WRITTEN TASK:
Reproduce the stretch of data from the start through the line containing "section-heading-4: （四）学术成果部分评分标准: [119, 736, 362, 760]", substituting "image" for "screenshot" and leaving everything else unchanged.

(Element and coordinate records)
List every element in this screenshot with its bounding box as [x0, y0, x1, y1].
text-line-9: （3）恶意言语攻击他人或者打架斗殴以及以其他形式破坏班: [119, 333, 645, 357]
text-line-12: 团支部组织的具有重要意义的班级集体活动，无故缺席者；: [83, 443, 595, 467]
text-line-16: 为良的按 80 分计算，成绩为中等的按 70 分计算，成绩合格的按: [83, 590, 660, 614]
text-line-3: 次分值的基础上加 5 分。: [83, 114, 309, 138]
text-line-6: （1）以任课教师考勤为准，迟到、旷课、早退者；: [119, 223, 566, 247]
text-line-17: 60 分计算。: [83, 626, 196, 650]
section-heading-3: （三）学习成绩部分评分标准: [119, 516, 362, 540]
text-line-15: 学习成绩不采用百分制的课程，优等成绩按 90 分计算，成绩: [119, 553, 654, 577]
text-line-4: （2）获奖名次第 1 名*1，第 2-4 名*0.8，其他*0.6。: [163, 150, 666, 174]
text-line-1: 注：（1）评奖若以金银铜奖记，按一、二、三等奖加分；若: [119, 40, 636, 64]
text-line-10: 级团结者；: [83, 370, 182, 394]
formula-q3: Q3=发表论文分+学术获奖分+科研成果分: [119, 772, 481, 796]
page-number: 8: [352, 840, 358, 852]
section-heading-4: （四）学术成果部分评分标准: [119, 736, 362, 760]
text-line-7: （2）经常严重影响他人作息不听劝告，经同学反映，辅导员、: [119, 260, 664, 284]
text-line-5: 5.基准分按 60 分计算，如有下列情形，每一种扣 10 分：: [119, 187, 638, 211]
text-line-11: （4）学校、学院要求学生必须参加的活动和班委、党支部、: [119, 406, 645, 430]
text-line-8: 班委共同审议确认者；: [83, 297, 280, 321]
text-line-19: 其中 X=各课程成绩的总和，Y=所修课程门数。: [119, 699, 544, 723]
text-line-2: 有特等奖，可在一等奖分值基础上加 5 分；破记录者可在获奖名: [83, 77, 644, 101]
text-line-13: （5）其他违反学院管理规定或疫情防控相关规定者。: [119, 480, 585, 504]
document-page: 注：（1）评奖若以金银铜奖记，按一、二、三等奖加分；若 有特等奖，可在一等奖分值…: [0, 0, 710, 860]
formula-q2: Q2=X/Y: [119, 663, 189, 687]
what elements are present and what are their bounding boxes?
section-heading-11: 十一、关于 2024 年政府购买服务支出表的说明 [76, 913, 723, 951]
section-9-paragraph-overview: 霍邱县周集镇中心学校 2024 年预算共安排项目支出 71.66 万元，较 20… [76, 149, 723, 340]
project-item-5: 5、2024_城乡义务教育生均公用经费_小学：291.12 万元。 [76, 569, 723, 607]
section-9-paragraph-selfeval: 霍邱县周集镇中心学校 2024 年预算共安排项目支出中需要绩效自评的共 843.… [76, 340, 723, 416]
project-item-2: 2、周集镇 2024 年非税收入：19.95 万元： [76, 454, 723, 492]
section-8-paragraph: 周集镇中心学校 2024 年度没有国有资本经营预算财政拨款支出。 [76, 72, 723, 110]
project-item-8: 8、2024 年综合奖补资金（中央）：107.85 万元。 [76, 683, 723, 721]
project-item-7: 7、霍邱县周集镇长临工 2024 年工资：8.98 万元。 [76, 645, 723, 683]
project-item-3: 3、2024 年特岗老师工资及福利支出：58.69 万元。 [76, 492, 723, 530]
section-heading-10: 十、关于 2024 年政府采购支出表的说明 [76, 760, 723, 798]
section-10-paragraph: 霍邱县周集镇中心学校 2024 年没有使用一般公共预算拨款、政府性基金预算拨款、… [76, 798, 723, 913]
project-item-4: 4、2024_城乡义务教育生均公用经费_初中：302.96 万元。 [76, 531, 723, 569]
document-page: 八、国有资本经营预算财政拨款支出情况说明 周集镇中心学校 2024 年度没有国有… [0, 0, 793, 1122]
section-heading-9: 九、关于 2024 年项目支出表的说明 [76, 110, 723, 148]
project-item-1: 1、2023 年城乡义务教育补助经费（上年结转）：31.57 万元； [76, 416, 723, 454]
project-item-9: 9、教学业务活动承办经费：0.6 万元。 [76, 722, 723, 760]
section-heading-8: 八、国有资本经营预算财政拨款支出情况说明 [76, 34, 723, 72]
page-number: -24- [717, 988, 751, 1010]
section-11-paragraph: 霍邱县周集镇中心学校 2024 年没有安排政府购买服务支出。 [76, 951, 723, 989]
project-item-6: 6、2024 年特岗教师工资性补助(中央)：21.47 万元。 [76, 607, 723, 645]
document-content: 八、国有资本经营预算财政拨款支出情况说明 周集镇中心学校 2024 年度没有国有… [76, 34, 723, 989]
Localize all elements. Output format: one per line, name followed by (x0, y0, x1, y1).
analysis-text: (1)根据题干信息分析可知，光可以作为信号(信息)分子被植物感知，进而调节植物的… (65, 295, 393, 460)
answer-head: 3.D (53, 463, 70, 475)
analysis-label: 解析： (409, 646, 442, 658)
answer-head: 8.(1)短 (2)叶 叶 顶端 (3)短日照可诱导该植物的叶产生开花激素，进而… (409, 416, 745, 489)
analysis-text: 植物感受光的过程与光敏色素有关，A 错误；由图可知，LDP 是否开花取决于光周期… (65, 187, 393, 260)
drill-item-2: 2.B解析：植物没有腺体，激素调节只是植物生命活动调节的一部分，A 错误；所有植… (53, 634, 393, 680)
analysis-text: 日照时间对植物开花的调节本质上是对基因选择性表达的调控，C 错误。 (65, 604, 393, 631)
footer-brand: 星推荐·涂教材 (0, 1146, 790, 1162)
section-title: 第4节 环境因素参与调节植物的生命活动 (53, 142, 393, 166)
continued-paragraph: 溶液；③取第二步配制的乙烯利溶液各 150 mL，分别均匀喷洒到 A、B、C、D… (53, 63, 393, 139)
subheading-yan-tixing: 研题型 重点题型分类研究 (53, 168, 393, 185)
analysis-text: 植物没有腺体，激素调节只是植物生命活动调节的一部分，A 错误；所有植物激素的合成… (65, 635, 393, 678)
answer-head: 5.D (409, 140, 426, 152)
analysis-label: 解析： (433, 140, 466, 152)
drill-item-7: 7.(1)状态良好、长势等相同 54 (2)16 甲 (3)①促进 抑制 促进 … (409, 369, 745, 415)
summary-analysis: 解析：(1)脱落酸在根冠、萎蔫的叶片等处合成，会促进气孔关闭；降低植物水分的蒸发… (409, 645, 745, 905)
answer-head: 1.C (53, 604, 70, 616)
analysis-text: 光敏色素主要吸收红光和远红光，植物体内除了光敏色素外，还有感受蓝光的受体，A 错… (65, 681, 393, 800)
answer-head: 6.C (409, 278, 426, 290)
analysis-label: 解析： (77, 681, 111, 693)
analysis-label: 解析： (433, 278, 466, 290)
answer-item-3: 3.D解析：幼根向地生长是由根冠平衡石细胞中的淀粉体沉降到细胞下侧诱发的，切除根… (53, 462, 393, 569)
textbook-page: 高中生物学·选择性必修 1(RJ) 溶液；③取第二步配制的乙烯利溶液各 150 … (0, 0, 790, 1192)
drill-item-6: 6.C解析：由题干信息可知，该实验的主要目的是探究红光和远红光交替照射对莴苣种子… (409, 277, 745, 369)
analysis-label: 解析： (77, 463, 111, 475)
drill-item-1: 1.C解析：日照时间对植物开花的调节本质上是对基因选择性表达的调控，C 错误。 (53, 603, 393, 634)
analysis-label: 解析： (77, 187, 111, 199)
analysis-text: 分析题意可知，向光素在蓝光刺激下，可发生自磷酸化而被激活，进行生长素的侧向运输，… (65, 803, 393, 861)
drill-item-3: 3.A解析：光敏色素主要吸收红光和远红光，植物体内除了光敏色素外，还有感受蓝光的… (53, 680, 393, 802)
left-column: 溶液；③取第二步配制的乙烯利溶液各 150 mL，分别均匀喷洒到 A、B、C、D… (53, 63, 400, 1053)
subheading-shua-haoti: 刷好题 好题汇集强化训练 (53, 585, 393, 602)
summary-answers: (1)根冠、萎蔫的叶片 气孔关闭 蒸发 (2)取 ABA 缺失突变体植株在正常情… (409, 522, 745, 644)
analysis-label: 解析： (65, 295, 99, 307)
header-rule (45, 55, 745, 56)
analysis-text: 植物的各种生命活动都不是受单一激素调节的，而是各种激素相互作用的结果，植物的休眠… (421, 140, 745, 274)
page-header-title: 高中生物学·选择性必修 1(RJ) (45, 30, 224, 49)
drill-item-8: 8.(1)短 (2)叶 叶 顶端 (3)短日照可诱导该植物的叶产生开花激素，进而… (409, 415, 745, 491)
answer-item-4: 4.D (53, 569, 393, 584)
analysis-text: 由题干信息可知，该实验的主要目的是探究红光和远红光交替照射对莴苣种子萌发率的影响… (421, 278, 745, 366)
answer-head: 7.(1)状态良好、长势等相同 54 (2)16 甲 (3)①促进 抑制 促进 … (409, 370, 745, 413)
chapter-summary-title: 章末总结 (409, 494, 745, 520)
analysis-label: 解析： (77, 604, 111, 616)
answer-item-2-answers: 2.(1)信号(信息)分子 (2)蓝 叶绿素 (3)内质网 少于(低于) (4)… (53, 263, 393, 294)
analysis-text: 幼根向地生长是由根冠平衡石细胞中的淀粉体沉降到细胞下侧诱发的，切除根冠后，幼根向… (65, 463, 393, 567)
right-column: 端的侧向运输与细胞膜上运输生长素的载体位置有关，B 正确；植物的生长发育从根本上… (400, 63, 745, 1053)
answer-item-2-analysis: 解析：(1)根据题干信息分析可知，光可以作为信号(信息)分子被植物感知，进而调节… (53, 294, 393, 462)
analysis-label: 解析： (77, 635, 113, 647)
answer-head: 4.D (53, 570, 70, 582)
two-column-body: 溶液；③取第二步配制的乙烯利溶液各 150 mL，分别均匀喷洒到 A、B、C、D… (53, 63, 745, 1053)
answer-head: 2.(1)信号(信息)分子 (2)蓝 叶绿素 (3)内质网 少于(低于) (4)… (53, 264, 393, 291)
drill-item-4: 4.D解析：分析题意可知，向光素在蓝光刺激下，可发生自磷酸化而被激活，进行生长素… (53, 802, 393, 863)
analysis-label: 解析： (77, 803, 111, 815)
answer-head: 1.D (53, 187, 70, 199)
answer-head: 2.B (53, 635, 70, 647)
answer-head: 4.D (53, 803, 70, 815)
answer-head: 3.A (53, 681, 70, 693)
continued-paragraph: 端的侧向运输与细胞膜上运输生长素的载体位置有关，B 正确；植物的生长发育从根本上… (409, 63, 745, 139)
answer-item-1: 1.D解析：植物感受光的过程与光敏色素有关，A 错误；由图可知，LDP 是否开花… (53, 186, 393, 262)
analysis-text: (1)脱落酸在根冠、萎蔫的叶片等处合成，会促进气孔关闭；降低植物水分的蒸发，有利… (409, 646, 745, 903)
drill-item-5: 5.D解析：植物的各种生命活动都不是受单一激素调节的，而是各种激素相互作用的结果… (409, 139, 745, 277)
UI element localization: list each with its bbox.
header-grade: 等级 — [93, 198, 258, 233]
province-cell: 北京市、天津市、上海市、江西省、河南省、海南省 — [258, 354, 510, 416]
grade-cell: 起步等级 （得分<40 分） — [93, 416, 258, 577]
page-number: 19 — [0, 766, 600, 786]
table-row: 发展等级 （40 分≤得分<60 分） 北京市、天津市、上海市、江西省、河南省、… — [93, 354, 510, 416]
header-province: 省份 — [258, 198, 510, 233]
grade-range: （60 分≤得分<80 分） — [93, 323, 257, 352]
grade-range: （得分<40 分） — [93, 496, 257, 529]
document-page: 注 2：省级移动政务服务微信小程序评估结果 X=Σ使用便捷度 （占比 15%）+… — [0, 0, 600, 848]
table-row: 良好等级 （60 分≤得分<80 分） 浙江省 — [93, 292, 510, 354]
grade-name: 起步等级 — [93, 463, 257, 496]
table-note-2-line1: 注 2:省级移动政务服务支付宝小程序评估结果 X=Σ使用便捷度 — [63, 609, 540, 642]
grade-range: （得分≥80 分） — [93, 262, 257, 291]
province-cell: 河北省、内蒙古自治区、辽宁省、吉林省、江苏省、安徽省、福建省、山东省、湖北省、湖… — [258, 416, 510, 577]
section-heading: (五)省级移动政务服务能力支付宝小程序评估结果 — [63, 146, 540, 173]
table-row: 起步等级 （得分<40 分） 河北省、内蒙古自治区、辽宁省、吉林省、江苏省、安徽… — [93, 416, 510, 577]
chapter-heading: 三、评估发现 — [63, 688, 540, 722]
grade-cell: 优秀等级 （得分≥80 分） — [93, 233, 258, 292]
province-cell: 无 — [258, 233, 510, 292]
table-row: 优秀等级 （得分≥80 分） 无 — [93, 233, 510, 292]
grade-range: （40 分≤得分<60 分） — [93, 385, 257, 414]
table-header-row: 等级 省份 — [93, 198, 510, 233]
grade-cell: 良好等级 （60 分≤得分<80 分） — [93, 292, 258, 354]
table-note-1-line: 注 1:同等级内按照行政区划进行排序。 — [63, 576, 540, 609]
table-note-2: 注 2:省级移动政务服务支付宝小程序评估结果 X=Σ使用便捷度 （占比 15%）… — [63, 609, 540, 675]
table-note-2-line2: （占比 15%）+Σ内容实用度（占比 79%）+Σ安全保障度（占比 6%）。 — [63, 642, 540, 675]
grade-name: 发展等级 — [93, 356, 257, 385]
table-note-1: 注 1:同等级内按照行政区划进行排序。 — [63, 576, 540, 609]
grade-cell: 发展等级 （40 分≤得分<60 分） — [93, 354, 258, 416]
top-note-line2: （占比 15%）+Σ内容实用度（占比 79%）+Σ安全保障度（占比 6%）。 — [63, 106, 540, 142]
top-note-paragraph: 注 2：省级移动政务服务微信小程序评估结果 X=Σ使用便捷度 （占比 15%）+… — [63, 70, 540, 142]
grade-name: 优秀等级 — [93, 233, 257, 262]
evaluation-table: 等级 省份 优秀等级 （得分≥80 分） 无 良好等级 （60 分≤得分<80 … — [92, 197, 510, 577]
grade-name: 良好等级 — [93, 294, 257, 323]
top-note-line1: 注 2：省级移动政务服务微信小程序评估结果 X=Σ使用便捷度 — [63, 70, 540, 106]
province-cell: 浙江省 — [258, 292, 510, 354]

EXERCISE RESPONSE:
List every element in this image with its bounding box as [x0, y0, x1, y1].
text-line-9: （3）恶意言语攻击他人或者打架斗殴以及以其他形式破坏班: [119, 333, 645, 357]
text-line-12: 团支部组织的具有重要意义的班级集体活动，无故缺席者；: [83, 443, 595, 467]
text-line-16: 为良的按 80 分计算，成绩为中等的按 70 分计算，成绩合格的按: [83, 590, 660, 614]
text-line-3: 次分值的基础上加 5 分。: [83, 114, 309, 138]
text-line-6: （1）以任课教师考勤为准，迟到、旷课、早退者；: [119, 223, 566, 247]
text-line-17: 60 分计算。: [83, 626, 196, 650]
section-heading-3: （三）学习成绩部分评分标准: [119, 516, 362, 540]
text-line-15: 学习成绩不采用百分制的课程，优等成绩按 90 分计算，成绩: [119, 553, 654, 577]
text-line-4: （2）获奖名次第 1 名*1，第 2-4 名*0.8，其他*0.6。: [163, 150, 666, 174]
text-line-1: 注：（1）评奖若以金银铜奖记，按一、二、三等奖加分；若: [119, 40, 636, 64]
text-line-10: 级团结者；: [83, 370, 182, 394]
formula-q3: Q3=发表论文分+学术获奖分+科研成果分: [119, 772, 481, 796]
page-number: 8: [352, 840, 358, 852]
section-heading-4: （四）学术成果部分评分标准: [119, 736, 362, 760]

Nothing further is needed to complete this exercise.